__Goal of the exercise__
Write out each line exactly as it stands, please.

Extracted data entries
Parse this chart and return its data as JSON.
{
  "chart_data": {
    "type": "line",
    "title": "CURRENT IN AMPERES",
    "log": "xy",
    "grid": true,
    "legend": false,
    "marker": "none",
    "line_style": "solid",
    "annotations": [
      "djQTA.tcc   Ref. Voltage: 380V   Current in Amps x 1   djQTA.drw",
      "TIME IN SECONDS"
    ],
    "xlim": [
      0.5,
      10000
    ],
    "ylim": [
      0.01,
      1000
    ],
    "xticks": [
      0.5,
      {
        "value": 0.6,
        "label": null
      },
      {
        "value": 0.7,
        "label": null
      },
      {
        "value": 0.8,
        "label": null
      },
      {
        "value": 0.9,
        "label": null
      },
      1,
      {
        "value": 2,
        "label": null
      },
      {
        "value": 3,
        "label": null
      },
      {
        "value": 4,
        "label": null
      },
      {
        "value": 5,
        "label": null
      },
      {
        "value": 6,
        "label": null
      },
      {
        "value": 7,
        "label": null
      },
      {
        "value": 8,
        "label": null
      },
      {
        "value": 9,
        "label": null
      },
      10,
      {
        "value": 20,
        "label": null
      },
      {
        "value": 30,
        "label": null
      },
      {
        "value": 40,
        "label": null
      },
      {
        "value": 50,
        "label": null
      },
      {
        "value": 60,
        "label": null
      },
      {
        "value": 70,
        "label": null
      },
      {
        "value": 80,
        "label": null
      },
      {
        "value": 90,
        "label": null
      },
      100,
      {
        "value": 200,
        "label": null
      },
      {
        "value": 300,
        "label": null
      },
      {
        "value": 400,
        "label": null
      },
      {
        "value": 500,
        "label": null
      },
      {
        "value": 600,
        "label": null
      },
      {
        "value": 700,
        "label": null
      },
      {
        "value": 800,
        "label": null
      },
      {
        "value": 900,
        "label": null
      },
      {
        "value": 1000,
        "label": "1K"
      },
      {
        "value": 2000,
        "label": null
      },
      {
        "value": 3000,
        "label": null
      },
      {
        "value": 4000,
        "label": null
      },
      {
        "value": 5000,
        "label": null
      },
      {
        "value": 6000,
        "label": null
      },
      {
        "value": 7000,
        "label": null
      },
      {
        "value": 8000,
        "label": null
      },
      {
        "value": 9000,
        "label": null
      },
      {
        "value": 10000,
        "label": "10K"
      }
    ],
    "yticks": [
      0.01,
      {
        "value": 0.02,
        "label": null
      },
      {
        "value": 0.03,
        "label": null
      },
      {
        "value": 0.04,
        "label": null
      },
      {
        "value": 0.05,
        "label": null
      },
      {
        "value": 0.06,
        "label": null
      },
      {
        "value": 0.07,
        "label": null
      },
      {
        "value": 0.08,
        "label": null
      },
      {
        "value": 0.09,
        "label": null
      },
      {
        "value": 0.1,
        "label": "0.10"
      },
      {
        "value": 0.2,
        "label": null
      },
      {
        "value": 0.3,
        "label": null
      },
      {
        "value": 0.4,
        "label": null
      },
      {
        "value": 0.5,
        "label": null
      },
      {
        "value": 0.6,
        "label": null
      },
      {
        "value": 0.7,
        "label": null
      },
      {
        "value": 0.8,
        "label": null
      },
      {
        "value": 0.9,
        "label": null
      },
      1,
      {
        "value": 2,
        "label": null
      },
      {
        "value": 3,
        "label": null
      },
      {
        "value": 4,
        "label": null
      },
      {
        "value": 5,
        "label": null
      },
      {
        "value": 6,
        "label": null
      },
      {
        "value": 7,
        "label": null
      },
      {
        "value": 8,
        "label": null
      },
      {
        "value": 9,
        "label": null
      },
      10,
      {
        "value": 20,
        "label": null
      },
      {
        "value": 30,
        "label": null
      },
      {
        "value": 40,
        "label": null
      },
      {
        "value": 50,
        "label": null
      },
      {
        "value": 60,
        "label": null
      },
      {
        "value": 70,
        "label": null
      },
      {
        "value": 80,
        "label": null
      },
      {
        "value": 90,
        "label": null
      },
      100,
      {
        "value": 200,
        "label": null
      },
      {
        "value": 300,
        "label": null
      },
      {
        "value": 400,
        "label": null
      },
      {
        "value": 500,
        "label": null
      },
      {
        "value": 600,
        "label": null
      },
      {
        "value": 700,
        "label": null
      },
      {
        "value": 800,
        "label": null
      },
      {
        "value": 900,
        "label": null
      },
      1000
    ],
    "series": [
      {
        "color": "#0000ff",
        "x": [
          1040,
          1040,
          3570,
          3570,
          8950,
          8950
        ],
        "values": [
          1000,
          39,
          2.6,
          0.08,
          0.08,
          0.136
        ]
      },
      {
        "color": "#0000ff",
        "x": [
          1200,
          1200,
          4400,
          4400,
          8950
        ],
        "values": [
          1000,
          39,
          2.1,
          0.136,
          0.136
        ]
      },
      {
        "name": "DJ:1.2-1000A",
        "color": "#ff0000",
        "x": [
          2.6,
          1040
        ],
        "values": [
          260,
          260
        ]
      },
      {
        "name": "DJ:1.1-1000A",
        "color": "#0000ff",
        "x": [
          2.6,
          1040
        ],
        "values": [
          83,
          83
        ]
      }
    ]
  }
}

__Reply__
Parse this chart and return its data as JSON.
{
  "chart_data": {
    "type": "line",
    "title": "CURRENT IN AMPERES",
    "log": "xy",
    "grid": true,
    "legend": false,
    "marker": "none",
    "line_style": "solid",
    "annotations": [
      "djQTA.tcc   Ref. Voltage: 380V   Current in Amps x 1   djQTA.drw",
      "TIME IN SECONDS"
    ],
    "xlim": [
      0.5,
      10000
    ],
    "ylim": [
      0.01,
      1000
    ],
    "xticks": [
      0.5,
      {
        "value": 0.6,
        "label": null
      },
      {
        "value": 0.7,
        "label": null
      },
      {
        "value": 0.8,
        "label": null
      },
      {
        "value": 0.9,
        "label": null
      },
      1,
      {
        "value": 2,
        "label": null
      },
      {
        "value": 3,
        "label": null
      },
      {
        "value": 4,
        "label": null
      },
      {
        "value": 5,
        "label": null
      },
      {
        "value": 6,
        "label": null
      },
      {
        "value": 7,
        "label": null
      },
      {
        "value": 8,
        "label": null
      },
      {
        "value": 9,
        "label": null
      },
      10,
      {
        "value": 20,
        "label": null
      },
      {
        "value": 30,
        "label": null
      },
      {
        "value": 40,
        "label": null
      },
      {
        "value": 50,
        "label": null
      },
      {
        "value": 60,
        "label": null
      },
      {
        "value": 70,
        "label": null
      },
      {
        "value": 80,
        "label": null
      },
      {
        "value": 90,
        "label": null
      },
      100,
      {
        "value": 200,
        "label": null
      },
      {
        "value": 300,
        "label": null
      },
      {
        "value": 400,
        "label": null
      },
      {
        "value": 500,
        "label": null
      },
      {
        "value": 600,
        "label": null
      },
      {
        "value": 700,
        "label": null
      },
      {
        "value": 800,
        "label": null
      },
      {
        "value": 900,
        "label": null
      },
      {
        "value": 1000,
        "label": "1K"
      },
      {
        "value": 2000,
        "label": null
      },
      {
        "value": 3000,
        "label": null
      },
      {
        "value": 4000,
        "label": null
      },
      {
        "value": 5000,
        "label": null
      },
      {
        "value": 6000,
        "label": null
      },
      {
        "value": 7000,
        "label": null
      },
      {
        "value": 8000,
        "label": null
      },
      {
        "value": 9000,
        "label": null
      },
      {
        "value": 10000,
        "label": "10K"
      }
    ],
    "yticks": [
      0.01,
      {
        "value": 0.02,
        "label": null
      },
      {
        "value": 0.03,
        "label": null
      },
      {
        "value": 0.04,
        "label": null
      },
      {
        "value": 0.05,
        "label": null
      },
      {
        "value": 0.06,
        "label": null
      },
      {
        "value": 0.07,
        "label": null
      },
      {
        "value": 0.08,
        "label": null
      },
      {
        "value": 0.09,
        "label": null
      },
      {
        "value": 0.1,
        "label": "0.10"
      },
      {
        "value": 0.2,
        "label": null
      },
      {
        "value": 0.3,
        "label": null
      },
      {
        "value": 0.4,
        "label": null
      },
      {
        "value": 0.5,
        "label": null
      },
      {
        "value": 0.6,
        "label": null
      },
      {
        "value": 0.7,
        "label": null
      },
      {
        "value": 0.8,
        "label": null
      },
      {
        "value": 0.9,
        "label": null
      },
      1,
      {
        "value": 2,
        "label": null
      },
      {
        "value": 3,
        "label": null
      },
      {
        "value": 4,
        "label": null
      },
      {
        "value": 5,
        "label": null
      },
      {
        "value": 6,
        "label": null
      },
      {
        "value": 7,
        "label": null
      },
      {
        "value": 8,
        "label": null
      },
      {
        "value": 9,
        "label": null
      },
      10,
      {
        "value": 20,
        "label": null
      },
      {
        "value": 30,
        "label": null
      },
      {
        "value": 40,
        "label": null
      },
      {
        "value": 50,
        "label": null
      },
      {
        "value": 60,
        "label": null
      },
      {
        "value": 70,
        "label": null
      },
      {
        "value": 80,
        "label": null
      },
      {
        "value": 90,
        "label": null
      },
      100,
      {
        "value": 200,
        "label": null
      },
      {
        "value": 300,
        "label": null
      },
      {
        "value": 400,
        "label": null
      },
      {
        "value": 500,
        "label": null
      },
      {
        "value": 600,
        "label": null
      },
      {
        "value": 700,
        "label": null
      },
      {
        "value": 800,
        "label": null
      },
      {
        "value": 900,
        "label": null
      },
      1000
    ],
    "series": [
      {
        "color": "#0000ff",
        "x": [
          1040,
          1040,
          3570,
          3570,
          8950,
          8950
        ],
        "values": [
          1000,
          39,
          2.6,
          0.08,
          0.08,
          0.136
        ]
      },
      {
        "color": "#0000ff",
        "x": [
          1200,
          1200,
          4400,
          4400,
          8950
        ],
        "values": [
          1000,
          39,
          2.1,
          0.136,
          0.136
        ]
      },
      {
        "name": "DJ:1.2-1000A",
        "color": "#ff0000",
        "x": [
          2.6,
          1040
        ],
        "values": [
          260,
          260
        ]
      },
      {
        "name": "DJ:1.1-1000A",
        "color": "#0000ff",
        "x": [
          2.6,
          1040
        ],
        "values": [
          83,
          83
        ]
      }
    ]
  }
}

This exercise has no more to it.